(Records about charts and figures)
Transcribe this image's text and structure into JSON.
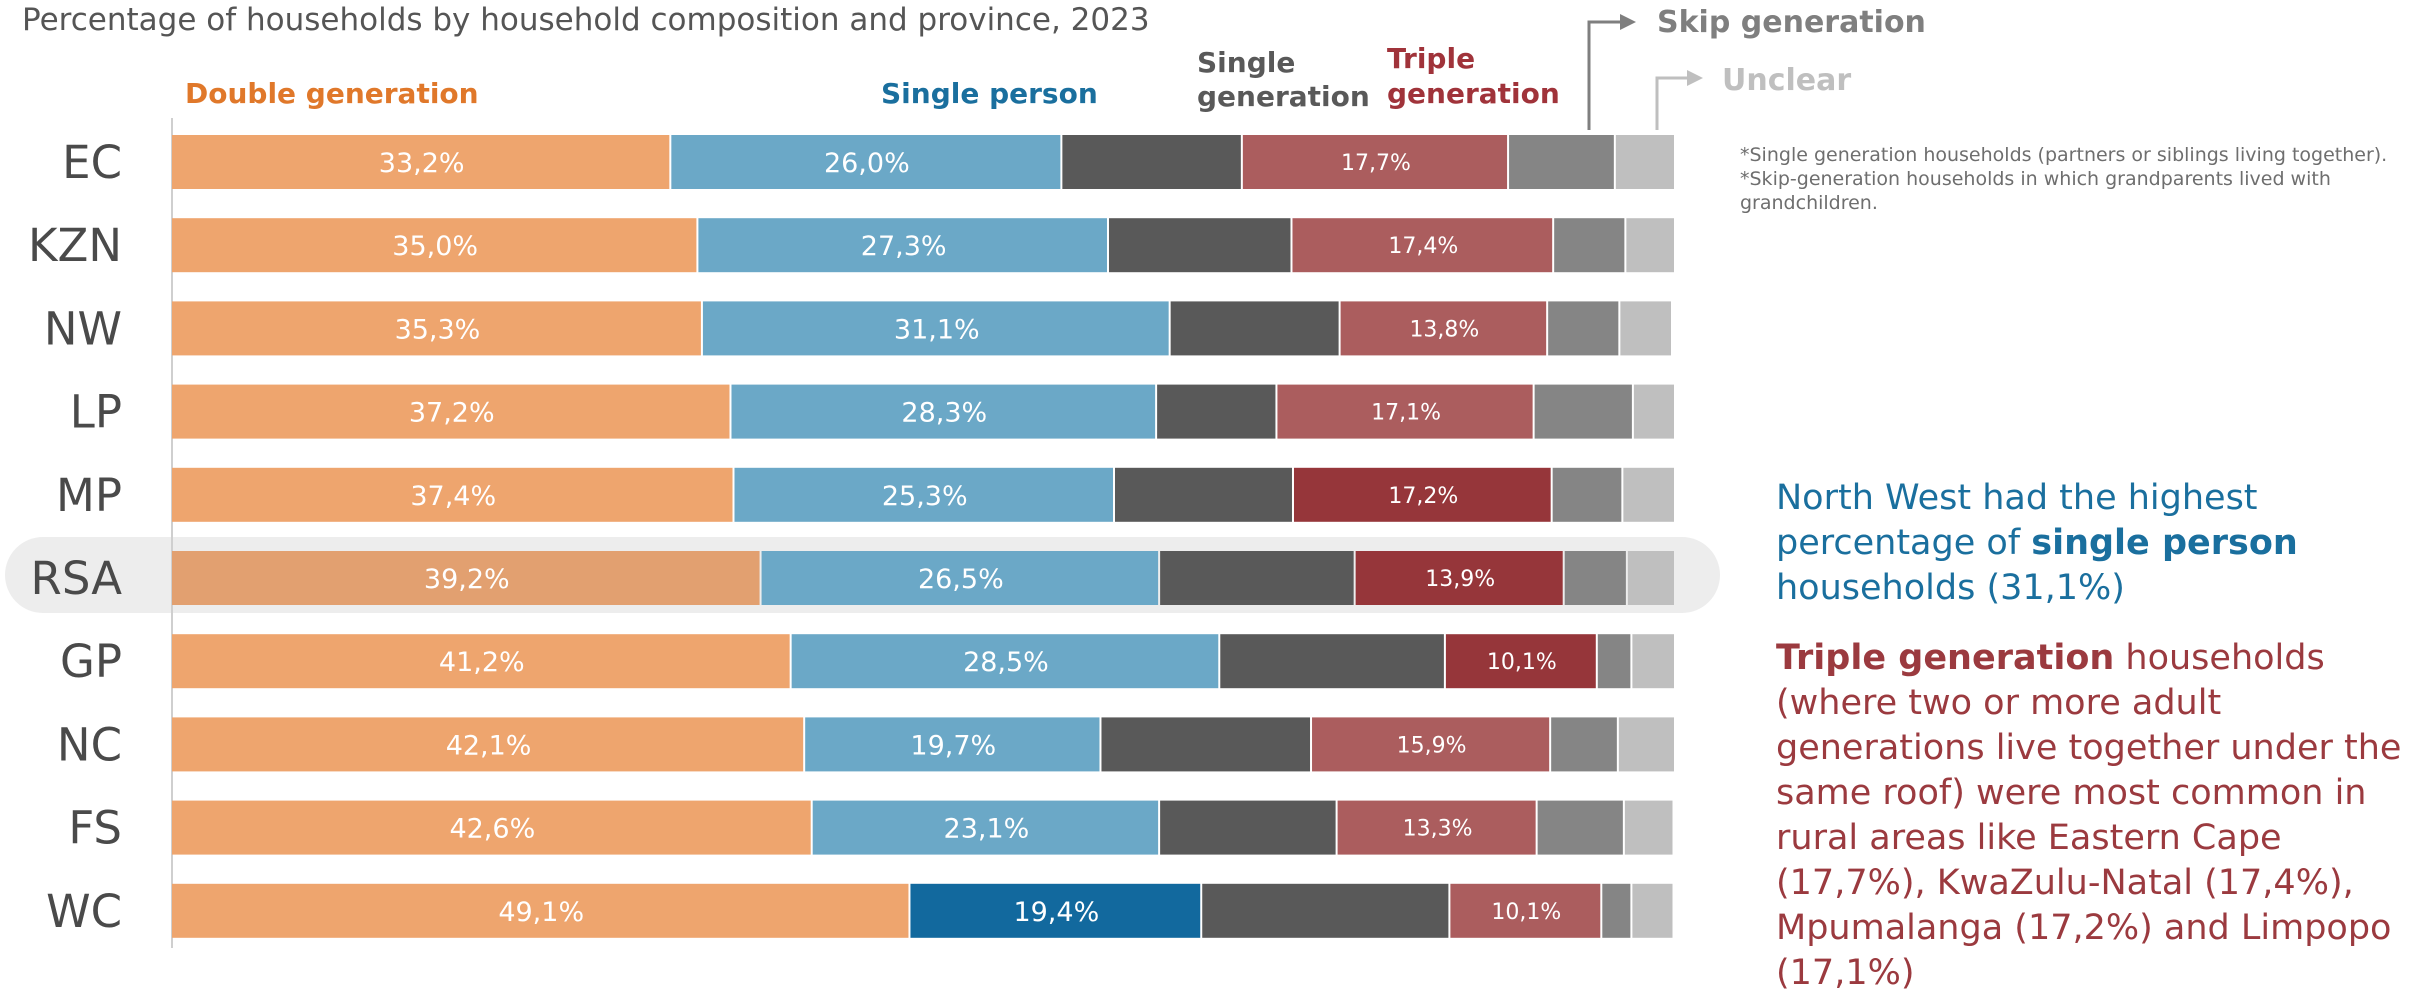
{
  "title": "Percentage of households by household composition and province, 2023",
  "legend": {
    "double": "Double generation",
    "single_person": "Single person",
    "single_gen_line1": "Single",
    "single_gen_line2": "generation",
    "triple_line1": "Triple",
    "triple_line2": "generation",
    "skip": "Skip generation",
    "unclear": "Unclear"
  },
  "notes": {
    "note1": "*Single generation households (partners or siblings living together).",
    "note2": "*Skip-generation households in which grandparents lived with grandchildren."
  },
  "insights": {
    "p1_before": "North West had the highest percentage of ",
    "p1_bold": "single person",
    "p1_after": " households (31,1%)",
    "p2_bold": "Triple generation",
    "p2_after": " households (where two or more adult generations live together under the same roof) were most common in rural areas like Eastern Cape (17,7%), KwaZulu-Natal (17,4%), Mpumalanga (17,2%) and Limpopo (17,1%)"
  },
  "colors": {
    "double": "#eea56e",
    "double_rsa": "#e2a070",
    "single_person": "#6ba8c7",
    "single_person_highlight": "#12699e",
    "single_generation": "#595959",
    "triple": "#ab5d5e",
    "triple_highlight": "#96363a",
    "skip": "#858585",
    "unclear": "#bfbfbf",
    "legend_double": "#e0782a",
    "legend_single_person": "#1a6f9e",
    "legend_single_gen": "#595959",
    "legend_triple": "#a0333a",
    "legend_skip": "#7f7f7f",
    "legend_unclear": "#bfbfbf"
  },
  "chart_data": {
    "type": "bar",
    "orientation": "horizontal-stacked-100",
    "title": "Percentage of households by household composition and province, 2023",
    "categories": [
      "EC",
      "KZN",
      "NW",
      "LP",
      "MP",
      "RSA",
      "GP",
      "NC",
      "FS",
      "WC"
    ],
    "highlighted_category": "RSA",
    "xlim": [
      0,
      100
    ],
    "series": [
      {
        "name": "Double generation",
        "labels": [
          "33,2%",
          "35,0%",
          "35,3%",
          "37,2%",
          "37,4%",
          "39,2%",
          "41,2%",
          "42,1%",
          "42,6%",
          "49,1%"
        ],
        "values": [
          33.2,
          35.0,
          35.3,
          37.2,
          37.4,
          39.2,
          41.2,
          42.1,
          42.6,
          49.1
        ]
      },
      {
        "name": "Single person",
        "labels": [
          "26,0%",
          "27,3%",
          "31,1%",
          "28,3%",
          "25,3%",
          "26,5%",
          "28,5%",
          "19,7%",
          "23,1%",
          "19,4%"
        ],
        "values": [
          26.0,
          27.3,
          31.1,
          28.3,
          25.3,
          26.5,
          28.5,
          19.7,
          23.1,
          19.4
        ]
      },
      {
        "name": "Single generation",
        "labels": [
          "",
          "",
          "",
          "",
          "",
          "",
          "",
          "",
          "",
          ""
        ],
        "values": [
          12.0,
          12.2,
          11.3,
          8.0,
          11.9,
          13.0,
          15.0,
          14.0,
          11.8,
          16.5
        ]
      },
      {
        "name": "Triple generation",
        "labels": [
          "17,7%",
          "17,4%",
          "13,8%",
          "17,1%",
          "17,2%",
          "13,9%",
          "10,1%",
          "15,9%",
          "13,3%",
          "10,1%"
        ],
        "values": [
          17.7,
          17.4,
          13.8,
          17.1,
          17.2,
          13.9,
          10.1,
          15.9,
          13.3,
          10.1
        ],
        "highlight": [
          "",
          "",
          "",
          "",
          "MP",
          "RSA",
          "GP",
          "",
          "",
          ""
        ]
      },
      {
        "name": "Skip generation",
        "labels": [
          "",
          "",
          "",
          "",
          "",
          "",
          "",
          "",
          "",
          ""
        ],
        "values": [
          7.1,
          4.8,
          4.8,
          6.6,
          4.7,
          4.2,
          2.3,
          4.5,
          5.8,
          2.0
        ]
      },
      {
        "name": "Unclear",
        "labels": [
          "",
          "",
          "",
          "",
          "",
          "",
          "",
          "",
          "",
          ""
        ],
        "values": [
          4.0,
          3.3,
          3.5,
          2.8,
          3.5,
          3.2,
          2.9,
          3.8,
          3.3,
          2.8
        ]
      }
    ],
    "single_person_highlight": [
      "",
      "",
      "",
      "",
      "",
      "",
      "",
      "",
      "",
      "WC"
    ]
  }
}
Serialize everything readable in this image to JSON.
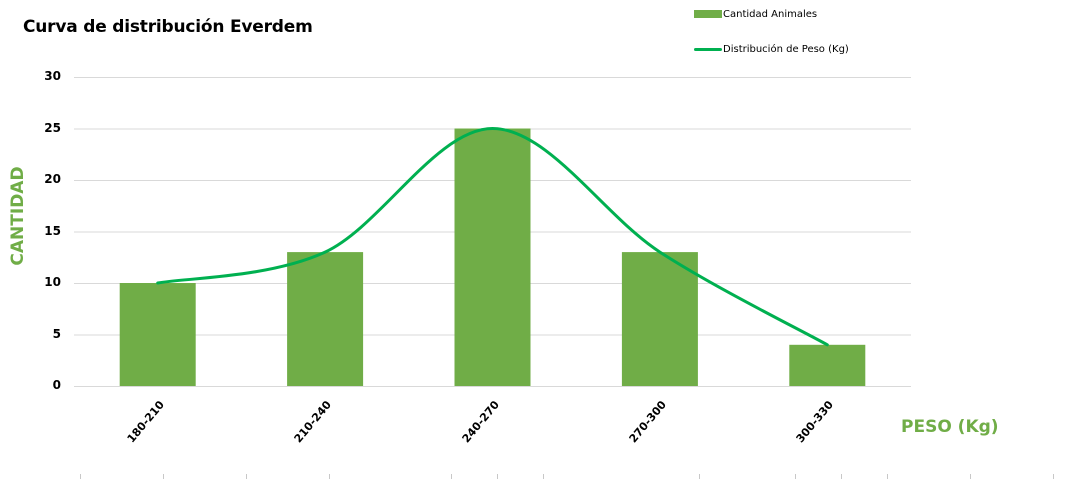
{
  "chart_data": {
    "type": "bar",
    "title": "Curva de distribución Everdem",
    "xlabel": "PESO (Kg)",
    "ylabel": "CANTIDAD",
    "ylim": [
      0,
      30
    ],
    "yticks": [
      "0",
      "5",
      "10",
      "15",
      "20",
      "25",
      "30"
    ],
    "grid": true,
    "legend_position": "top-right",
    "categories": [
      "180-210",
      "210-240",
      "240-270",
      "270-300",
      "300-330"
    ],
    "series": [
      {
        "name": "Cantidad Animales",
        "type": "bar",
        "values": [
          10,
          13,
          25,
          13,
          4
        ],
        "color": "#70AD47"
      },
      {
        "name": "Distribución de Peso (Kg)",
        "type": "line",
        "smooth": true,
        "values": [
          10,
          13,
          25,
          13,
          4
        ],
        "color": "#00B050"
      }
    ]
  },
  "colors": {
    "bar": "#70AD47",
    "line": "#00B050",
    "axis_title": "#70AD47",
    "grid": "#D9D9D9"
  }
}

What you will do
Print only the lines from the line that contains "Serialize everything readable" to the final line of the data, inclusive. Pictures stay out.

Response for this exercise
Serialize everything readable in this image to JSON.
{
  "chart_data": {
    "type": "bar",
    "title": "Curva de distribución Everdem",
    "xlabel": "PESO (Kg)",
    "ylabel": "CANTIDAD",
    "ylim": [
      0,
      30
    ],
    "yticks": [
      "0",
      "5",
      "10",
      "15",
      "20",
      "25",
      "30"
    ],
    "grid": true,
    "legend_position": "top-right",
    "categories": [
      "180-210",
      "210-240",
      "240-270",
      "270-300",
      "300-330"
    ],
    "series": [
      {
        "name": "Cantidad Animales",
        "type": "bar",
        "values": [
          10,
          13,
          25,
          13,
          4
        ],
        "color": "#70AD47"
      },
      {
        "name": "Distribución de Peso (Kg)",
        "type": "line",
        "smooth": true,
        "values": [
          10,
          13,
          25,
          13,
          4
        ],
        "color": "#00B050"
      }
    ]
  },
  "colors": {
    "bar": "#70AD47",
    "line": "#00B050",
    "axis_title": "#70AD47",
    "grid": "#D9D9D9"
  }
}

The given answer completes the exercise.